OBJECTIVE: Seek out every line containing the word "population", and copy each.

INPUT DATA:
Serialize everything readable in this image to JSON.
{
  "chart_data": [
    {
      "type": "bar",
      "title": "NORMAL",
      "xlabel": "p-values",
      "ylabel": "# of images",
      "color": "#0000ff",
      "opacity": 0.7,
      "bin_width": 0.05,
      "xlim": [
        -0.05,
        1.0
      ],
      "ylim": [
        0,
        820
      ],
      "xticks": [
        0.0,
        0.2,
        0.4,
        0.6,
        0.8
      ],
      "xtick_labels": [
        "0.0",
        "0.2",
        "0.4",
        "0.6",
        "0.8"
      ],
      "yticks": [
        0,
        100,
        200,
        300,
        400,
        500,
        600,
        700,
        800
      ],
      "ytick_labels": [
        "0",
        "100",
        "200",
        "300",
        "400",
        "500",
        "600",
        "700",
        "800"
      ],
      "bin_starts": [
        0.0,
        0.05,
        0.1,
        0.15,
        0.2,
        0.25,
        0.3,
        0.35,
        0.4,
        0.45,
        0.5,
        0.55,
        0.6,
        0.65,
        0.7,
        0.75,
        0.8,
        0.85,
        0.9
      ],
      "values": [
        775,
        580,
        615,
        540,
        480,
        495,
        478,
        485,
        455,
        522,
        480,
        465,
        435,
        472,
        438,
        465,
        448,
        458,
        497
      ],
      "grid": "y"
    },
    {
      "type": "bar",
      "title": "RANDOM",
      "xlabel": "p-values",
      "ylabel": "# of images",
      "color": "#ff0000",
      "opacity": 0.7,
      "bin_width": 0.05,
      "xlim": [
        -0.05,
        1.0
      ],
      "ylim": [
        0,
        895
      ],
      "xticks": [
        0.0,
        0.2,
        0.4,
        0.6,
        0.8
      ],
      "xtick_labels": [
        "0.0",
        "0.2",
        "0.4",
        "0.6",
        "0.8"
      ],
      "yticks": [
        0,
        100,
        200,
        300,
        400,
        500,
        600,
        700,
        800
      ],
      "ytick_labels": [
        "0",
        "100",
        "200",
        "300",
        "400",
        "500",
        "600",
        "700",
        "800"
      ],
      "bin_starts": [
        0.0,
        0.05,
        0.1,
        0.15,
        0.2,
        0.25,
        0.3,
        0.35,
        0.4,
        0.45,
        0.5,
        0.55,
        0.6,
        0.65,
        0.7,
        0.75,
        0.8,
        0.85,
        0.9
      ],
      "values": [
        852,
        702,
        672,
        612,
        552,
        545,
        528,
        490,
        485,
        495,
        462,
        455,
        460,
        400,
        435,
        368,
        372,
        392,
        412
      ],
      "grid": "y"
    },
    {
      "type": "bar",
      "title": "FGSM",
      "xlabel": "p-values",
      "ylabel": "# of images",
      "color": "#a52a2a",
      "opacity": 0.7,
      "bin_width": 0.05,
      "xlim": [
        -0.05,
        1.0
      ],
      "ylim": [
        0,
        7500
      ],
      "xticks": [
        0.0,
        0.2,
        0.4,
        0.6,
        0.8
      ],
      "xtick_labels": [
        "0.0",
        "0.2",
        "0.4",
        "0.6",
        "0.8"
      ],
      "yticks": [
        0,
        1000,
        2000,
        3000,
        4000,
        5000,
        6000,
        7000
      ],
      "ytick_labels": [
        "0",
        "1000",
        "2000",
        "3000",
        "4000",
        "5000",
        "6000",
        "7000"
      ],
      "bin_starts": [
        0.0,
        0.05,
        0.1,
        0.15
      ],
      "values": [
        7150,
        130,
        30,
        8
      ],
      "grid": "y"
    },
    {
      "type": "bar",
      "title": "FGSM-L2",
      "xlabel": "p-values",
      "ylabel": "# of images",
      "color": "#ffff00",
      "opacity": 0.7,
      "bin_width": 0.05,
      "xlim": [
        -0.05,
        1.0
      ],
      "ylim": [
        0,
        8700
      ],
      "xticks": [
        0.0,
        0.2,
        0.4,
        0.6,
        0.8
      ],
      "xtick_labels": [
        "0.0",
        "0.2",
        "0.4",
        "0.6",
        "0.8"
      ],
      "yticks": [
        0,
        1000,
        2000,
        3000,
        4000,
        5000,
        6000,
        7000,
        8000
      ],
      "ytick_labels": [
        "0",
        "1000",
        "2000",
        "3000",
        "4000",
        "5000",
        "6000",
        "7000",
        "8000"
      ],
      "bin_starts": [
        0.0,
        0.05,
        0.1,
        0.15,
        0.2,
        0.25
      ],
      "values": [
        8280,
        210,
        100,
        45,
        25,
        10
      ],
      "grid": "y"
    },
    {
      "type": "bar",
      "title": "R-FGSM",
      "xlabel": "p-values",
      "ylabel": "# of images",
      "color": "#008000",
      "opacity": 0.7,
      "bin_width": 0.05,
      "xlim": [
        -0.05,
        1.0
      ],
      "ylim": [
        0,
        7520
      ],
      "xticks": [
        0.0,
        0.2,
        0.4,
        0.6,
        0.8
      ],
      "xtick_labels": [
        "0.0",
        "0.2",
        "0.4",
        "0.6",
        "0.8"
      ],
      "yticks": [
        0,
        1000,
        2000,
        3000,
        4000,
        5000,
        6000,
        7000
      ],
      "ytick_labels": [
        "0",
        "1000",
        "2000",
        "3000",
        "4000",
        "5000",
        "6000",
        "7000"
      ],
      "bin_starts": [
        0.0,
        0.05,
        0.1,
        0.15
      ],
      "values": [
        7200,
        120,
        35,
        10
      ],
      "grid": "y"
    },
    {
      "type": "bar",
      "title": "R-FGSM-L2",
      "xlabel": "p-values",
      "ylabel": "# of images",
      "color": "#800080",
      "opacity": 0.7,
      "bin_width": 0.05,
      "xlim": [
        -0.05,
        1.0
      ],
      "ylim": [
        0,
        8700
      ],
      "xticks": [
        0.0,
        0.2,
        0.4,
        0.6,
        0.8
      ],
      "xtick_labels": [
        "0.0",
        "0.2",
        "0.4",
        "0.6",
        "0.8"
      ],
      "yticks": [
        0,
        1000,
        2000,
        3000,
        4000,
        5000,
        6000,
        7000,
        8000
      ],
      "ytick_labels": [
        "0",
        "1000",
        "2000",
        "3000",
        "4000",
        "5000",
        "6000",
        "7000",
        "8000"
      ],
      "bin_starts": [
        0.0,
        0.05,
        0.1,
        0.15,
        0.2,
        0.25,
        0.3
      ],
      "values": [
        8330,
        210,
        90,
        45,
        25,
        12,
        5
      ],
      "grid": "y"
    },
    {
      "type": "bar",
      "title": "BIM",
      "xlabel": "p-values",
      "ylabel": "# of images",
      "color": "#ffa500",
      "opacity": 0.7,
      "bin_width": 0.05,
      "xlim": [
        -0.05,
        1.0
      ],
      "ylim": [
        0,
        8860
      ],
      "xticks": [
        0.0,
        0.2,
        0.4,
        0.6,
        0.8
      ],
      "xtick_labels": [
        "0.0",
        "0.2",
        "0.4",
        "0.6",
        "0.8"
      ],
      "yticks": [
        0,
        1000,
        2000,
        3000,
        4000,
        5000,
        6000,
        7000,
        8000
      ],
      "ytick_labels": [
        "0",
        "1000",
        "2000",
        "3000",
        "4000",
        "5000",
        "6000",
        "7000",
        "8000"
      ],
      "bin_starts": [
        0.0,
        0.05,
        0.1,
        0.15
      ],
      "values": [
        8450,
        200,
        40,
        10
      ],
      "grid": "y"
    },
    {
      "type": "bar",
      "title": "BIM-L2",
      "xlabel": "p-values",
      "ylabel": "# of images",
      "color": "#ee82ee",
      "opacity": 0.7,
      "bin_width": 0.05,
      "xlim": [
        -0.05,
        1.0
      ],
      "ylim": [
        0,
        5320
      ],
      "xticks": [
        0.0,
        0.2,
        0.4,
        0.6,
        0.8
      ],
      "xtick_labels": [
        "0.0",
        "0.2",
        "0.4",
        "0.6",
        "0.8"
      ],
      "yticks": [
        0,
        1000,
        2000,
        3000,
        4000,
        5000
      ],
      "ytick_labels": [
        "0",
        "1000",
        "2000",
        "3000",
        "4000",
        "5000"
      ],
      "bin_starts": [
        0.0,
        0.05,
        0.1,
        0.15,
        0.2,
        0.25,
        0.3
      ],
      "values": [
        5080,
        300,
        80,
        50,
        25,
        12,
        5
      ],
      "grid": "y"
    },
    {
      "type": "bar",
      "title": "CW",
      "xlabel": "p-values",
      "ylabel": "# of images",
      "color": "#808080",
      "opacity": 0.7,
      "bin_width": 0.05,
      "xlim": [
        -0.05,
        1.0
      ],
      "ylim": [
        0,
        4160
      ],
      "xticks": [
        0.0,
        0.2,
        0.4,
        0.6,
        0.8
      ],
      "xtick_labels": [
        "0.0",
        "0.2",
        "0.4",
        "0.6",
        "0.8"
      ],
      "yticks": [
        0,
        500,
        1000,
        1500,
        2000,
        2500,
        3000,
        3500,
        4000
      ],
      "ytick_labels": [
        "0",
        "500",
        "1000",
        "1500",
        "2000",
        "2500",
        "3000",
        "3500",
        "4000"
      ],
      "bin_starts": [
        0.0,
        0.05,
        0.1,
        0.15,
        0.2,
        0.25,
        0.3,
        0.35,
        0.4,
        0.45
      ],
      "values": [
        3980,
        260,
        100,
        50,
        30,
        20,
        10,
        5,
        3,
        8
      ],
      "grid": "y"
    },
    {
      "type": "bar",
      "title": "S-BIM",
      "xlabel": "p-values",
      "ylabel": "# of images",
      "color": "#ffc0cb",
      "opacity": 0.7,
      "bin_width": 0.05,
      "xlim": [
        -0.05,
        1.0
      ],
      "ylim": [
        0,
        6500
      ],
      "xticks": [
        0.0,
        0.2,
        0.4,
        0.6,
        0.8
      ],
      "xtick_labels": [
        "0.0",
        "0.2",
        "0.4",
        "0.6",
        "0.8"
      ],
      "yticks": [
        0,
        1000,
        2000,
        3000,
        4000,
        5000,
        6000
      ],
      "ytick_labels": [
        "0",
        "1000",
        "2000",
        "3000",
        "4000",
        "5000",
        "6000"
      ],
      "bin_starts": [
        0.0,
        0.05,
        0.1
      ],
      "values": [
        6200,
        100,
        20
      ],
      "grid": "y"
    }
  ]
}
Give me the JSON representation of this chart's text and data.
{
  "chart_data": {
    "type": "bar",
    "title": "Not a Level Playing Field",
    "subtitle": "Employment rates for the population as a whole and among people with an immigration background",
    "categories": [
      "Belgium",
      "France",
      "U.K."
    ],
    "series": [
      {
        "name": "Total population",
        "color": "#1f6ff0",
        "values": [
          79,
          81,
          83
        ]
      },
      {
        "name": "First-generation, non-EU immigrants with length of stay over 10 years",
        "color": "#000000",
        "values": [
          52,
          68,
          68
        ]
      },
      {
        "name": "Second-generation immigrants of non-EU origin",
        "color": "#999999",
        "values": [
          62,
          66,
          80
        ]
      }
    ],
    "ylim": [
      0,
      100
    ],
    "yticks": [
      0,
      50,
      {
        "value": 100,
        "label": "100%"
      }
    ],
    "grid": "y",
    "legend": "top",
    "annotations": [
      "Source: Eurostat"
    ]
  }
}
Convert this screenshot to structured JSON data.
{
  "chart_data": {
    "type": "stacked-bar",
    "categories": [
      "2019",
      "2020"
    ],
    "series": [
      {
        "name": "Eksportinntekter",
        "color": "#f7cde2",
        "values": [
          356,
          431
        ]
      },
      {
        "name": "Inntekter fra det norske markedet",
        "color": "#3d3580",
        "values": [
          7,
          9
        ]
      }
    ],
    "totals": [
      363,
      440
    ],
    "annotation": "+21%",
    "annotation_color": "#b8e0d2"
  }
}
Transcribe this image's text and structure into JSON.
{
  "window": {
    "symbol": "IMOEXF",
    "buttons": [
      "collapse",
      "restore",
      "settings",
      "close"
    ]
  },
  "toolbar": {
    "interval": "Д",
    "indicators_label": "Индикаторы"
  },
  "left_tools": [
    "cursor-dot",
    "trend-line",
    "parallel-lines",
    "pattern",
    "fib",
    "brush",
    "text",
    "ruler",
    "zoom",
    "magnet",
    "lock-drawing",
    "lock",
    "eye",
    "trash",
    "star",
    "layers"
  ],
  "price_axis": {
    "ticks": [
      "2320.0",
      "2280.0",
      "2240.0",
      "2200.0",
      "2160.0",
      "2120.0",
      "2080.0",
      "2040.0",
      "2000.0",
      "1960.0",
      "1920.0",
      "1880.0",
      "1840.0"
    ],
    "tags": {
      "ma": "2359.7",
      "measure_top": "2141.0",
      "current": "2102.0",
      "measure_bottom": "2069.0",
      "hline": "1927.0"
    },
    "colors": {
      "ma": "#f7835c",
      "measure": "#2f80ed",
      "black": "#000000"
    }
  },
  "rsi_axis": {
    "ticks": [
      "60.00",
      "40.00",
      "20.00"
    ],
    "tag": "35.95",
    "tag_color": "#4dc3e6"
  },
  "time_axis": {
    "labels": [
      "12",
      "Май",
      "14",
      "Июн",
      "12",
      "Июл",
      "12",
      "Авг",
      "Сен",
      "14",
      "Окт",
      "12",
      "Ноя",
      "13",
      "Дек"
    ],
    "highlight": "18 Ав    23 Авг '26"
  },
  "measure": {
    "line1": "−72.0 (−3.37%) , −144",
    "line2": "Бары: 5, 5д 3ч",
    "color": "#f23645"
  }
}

EXPECTED ANSWER:
    "subtitle": "Employment rates for the population as a whole and among people with an immigration background",
        "name": "Total population",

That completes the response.